Objective: Can you transcribe the data exactly? Leave the pictures out.

---- Entries shown

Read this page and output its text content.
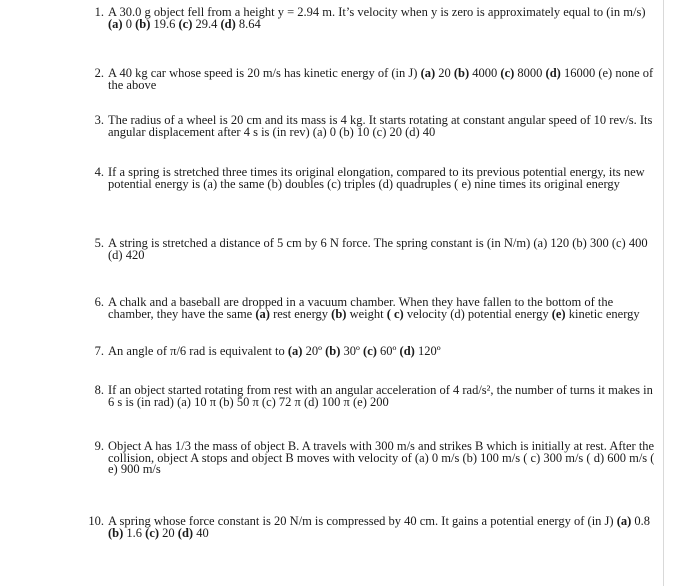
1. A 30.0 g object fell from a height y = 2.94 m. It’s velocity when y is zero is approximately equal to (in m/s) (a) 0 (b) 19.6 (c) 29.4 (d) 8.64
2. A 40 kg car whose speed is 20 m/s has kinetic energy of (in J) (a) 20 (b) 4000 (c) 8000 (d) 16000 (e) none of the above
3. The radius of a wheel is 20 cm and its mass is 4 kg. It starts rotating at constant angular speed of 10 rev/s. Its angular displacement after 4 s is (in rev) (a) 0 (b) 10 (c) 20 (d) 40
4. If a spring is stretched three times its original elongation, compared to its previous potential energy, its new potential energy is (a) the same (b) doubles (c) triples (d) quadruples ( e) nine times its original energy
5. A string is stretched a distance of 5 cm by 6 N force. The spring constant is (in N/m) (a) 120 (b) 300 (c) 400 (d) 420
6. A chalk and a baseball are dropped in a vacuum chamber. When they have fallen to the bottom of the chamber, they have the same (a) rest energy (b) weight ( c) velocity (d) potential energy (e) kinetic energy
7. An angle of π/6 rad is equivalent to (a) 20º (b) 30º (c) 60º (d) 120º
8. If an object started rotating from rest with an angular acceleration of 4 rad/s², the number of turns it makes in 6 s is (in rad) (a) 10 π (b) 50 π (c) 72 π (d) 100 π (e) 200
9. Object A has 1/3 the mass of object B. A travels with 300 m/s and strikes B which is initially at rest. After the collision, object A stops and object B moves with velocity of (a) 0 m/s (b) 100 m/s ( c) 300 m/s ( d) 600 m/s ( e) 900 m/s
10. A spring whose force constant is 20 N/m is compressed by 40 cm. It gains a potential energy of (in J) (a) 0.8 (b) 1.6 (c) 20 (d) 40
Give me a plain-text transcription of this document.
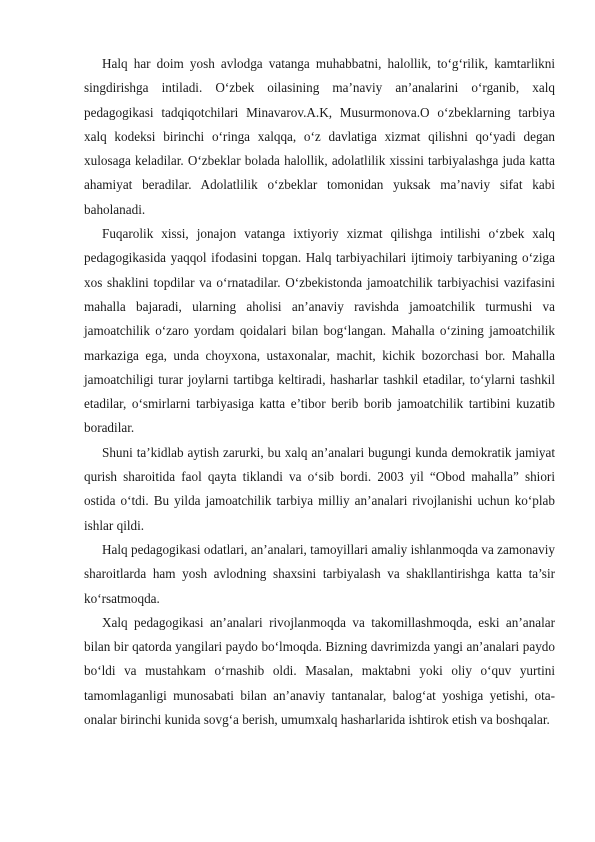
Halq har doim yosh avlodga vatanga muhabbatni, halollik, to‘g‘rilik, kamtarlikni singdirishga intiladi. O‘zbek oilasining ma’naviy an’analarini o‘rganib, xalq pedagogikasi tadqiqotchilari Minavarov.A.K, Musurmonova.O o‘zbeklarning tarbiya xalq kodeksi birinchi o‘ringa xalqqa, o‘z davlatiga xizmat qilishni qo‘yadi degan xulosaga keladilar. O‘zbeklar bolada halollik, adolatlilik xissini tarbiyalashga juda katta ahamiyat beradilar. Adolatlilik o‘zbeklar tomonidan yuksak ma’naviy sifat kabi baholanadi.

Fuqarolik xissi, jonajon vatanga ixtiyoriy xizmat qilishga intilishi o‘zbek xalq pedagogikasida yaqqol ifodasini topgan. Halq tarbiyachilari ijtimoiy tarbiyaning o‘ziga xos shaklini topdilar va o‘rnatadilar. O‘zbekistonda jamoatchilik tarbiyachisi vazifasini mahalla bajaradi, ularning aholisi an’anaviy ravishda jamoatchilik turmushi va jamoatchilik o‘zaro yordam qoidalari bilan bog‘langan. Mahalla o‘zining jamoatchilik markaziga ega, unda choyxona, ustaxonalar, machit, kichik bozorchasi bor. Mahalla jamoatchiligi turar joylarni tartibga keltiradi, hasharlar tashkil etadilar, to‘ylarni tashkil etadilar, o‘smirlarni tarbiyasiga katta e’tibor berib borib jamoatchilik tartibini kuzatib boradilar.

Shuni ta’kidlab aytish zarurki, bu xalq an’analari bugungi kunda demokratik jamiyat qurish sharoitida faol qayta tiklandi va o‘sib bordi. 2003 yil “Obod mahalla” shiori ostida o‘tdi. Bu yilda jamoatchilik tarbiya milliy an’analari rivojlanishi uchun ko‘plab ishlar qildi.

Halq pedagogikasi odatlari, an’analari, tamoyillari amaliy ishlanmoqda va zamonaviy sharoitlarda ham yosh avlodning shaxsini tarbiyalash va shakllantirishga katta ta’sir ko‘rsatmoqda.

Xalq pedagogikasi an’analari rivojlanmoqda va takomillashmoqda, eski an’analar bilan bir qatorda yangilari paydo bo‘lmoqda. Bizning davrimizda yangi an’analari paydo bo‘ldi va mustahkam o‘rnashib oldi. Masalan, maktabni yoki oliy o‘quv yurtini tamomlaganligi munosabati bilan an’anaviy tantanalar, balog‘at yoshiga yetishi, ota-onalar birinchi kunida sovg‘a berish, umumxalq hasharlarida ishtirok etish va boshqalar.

--------

Exercise result:
Read this page and output its text content.
1. A 30.0 g object fell from a height y = 2.94 m. It’s velocity when y is zero is approximately equal to (in m/s) (a) 0 (b) 19.6 (c) 29.4 (d) 8.64
2. A 40 kg car whose speed is 20 m/s has kinetic energy of (in J) (a) 20 (b) 4000 (c) 8000 (d) 16000 (e) none of the above
3. The radius of a wheel is 20 cm and its mass is 4 kg. It starts rotating at constant angular speed of 10 rev/s. Its angular displacement after 4 s is (in rev) (a) 0 (b) 10 (c) 20 (d) 40
4. If a spring is stretched three times its original elongation, compared to its previous potential energy, its new potential energy is (a) the same (b) doubles (c) triples (d) quadruples ( e) nine times its original energy
5. A string is stretched a distance of 5 cm by 6 N force. The spring constant is (in N/m) (a) 120 (b) 300 (c) 400 (d) 420
6. A chalk and a baseball are dropped in a vacuum chamber. When they have fallen to the bottom of the chamber, they have the same (a) rest energy (b) weight ( c) velocity (d) potential energy (e) kinetic energy
7. An angle of π/6 rad is equivalent to (a) 20º (b) 30º (c) 60º (d) 120º
8. If an object started rotating from rest with an angular acceleration of 4 rad/s², the number of turns it makes in 6 s is (in rad) (a) 10 π (b) 50 π (c) 72 π (d) 100 π (e) 200
9. Object A has 1/3 the mass of object B. A travels with 300 m/s and strikes B which is initially at rest. After the collision, object A stops and object B moves with velocity of (a) 0 m/s (b) 100 m/s ( c) 300 m/s ( d) 600 m/s ( e) 900 m/s
10. A spring whose force constant is 20 N/m is compressed by 40 cm. It gains a potential energy of (in J) (a) 0.8 (b) 1.6 (c) 20 (d) 40
Give me a plain-text transcription of this document.
Halq har doim yosh avlodga vatanga muhabbatni, halollik, to‘g‘rilik, kamtarlikni singdirishga intiladi. O‘zbek oilasining ma’naviy an’analarini o‘rganib, xalq pedagogikasi tadqiqotchilari Minavarov.A.K, Musurmonova.O o‘zbeklarning tarbiya xalq kodeksi birinchi o‘ringa xalqqa, o‘z davlatiga xizmat qilishni qo‘yadi degan xulosaga keladilar. O‘zbeklar bolada halollik, adolatlilik xissini tarbiyalashga juda katta ahamiyat beradilar. Adolatlilik o‘zbeklar tomonidan yuksak ma’naviy sifat kabi baholanadi.

Fuqarolik xissi, jonajon vatanga ixtiyoriy xizmat qilishga intilishi o‘zbek xalq pedagogikasida yaqqol ifodasini topgan. Halq tarbiyachilari ijtimoiy tarbiyaning o‘ziga xos shaklini topdilar va o‘rnatadilar. O‘zbekistonda jamoatchilik tarbiyachisi vazifasini mahalla bajaradi, ularning aholisi an’anaviy ravishda jamoatchilik turmushi va jamoatchilik o‘zaro yordam qoidalari bilan bog‘langan. Mahalla o‘zining jamoatchilik markaziga ega, unda choyxona, ustaxonalar, machit, kichik bozorchasi bor. Mahalla jamoatchiligi turar joylarni tartibga keltiradi, hasharlar tashkil etadilar, to‘ylarni tashkil etadilar, o‘smirlarni tarbiyasiga katta e’tibor berib borib jamoatchilik tartibini kuzatib boradilar.

Shuni ta’kidlab aytish zarurki, bu xalq an’analari bugungi kunda demokratik jamiyat qurish sharoitida faol qayta tiklandi va o‘sib bordi. 2003 yil “Obod mahalla” shiori ostida o‘tdi. Bu yilda jamoatchilik tarbiya milliy an’analari rivojlanishi uchun ko‘plab ishlar qildi.

Halq pedagogikasi odatlari, an’analari, tamoyillari amaliy ishlanmoqda va zamonaviy sharoitlarda ham yosh avlodning shaxsini tarbiyalash va shakllantirishga katta ta’sir ko‘rsatmoqda.

Xalq pedagogikasi an’analari rivojlanmoqda va takomillashmoqda, eski an’analar bilan bir qatorda yangilari paydo bo‘lmoqda. Bizning davrimizda yangi an’analari paydo bo‘ldi va mustahkam o‘rnashib oldi. Masalan, maktabni yoki oliy o‘quv yurtini tamomlaganligi munosabati bilan an’anaviy tantanalar, balog‘at yoshiga yetishi, ota-onalar birinchi kunida sovg‘a berish, umumxalq hasharlarida ishtirok etish va boshqalar.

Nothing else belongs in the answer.